* PROBLEM DETAILS *
Report back every line from the entries below in which the word "Zuteilung" occurs.

* INPUT *
###
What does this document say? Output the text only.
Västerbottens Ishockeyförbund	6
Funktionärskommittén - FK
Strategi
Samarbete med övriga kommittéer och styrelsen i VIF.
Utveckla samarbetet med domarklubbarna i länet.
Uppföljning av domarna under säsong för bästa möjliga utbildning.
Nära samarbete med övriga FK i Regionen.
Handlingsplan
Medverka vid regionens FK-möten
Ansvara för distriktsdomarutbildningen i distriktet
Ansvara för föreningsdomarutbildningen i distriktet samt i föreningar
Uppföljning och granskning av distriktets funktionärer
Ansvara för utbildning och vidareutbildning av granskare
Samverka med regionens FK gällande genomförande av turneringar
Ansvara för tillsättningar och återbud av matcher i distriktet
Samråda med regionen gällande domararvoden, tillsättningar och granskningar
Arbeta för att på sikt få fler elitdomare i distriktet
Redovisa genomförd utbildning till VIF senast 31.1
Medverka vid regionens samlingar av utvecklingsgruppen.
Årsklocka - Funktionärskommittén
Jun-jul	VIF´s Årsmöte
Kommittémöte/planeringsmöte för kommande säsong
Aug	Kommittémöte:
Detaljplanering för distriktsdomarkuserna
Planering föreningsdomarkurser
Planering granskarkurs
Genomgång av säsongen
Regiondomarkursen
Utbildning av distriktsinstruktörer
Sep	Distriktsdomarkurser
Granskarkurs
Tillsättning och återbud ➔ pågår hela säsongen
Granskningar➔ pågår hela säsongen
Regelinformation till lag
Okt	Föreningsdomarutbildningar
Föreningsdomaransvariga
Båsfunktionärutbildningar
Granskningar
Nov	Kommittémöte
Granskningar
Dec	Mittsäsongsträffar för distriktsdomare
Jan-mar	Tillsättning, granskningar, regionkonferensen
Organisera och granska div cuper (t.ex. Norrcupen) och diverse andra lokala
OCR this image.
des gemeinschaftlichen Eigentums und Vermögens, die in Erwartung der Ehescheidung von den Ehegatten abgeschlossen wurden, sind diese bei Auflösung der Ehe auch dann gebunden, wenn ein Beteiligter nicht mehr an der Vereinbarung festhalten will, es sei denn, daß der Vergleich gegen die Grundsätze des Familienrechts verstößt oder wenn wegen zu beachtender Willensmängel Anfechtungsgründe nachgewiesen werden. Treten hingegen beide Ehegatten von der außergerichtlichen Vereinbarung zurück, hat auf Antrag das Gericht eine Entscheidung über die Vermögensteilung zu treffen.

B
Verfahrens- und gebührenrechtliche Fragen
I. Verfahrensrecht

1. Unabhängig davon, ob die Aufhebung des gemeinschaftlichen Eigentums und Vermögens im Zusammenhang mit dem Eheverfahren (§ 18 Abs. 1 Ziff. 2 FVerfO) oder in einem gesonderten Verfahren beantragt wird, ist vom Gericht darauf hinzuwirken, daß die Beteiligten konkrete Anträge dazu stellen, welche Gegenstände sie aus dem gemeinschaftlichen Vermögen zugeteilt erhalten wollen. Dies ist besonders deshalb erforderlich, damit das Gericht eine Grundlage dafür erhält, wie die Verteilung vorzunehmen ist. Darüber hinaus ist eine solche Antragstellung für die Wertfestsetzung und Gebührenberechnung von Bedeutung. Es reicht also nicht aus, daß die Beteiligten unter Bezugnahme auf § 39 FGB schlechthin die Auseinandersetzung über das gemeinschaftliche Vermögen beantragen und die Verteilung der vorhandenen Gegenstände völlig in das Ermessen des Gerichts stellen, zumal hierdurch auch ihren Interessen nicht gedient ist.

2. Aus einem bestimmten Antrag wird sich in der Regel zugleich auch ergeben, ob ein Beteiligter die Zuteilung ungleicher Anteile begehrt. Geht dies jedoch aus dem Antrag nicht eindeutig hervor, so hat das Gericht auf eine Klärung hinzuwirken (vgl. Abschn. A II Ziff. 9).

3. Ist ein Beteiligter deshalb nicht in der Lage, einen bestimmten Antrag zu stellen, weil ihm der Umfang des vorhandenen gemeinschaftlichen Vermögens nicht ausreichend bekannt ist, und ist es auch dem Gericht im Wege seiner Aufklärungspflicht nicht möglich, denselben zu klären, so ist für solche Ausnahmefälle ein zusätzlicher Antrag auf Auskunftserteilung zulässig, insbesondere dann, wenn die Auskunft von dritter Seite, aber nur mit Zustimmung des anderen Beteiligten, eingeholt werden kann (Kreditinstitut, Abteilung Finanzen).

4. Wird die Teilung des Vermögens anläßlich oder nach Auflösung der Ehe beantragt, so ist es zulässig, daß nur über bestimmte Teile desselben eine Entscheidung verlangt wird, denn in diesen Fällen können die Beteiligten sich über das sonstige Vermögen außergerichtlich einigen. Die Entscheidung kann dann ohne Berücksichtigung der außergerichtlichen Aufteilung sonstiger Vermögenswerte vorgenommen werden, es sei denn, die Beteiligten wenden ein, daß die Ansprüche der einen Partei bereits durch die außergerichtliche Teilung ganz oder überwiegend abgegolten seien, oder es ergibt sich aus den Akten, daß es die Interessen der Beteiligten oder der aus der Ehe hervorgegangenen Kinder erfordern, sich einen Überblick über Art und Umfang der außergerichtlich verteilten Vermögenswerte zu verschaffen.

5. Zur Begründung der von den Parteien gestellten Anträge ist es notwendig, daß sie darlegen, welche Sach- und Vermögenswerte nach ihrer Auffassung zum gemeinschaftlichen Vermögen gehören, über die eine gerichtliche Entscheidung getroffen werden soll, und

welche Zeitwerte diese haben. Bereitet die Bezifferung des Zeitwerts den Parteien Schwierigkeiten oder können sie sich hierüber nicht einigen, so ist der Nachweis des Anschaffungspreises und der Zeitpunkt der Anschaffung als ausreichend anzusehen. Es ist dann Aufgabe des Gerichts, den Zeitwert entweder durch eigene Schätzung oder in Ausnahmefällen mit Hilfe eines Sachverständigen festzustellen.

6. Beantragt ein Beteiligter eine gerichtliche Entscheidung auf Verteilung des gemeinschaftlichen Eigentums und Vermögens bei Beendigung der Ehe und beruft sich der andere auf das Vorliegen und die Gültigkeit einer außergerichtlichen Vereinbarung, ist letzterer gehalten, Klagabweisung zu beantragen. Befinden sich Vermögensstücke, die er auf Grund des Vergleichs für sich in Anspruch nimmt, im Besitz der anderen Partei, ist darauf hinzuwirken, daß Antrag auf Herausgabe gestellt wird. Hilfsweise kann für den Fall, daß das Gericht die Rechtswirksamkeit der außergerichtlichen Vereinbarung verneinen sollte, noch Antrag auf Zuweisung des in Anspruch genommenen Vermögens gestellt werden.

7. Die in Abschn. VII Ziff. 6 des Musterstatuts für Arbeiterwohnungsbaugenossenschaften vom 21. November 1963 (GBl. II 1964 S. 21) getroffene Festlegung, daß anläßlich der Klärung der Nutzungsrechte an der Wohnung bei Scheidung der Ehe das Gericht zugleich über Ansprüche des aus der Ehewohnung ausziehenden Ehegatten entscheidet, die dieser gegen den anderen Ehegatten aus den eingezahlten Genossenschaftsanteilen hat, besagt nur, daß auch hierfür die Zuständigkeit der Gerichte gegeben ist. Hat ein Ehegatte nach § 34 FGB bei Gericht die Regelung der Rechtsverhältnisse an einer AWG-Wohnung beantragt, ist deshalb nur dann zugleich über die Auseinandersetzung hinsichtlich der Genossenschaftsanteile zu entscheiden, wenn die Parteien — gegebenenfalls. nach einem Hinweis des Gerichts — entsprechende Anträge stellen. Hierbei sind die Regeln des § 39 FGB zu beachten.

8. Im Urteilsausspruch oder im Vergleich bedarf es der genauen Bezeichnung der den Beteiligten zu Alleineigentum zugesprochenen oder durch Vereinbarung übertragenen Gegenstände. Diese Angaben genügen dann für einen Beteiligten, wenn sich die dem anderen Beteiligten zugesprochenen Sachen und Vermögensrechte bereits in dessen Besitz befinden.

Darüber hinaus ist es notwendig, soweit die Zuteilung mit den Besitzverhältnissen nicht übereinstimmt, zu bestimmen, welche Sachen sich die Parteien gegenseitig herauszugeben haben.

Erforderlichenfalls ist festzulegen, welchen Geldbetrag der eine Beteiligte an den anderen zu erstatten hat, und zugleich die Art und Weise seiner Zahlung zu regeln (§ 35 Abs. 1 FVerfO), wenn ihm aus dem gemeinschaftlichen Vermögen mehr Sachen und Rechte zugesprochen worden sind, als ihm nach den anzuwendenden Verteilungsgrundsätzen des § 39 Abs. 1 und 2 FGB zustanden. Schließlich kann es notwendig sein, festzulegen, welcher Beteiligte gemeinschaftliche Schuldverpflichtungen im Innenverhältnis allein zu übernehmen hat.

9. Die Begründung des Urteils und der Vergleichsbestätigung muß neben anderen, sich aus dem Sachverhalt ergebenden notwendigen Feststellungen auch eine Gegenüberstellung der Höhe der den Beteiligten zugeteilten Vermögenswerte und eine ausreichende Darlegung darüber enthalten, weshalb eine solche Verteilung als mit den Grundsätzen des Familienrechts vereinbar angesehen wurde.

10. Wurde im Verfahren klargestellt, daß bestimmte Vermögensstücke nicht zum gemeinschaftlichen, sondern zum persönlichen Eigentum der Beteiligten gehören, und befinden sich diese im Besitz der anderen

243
###
* COMPLETED TASK *
2. Aus einem bestimmten Antrag wird sich in der Regel zugleich auch ergeben, ob ein Beteiligter die Zuteilung ungleicher Anteile begehrt. Geht dies jedoch aus dem Antrag nicht eindeutig hervor, so hat das Gericht auf eine Klärung hinzuwirken (vgl. Abschn. A II Ziff. 9).
Darüber hinaus ist es notwendig, soweit die Zuteilung mit den Besitzverhältnissen nicht übereinstimmt, zu bestimmen, welche Sachen sich die Parteien gegenseitig herauszugeben haben.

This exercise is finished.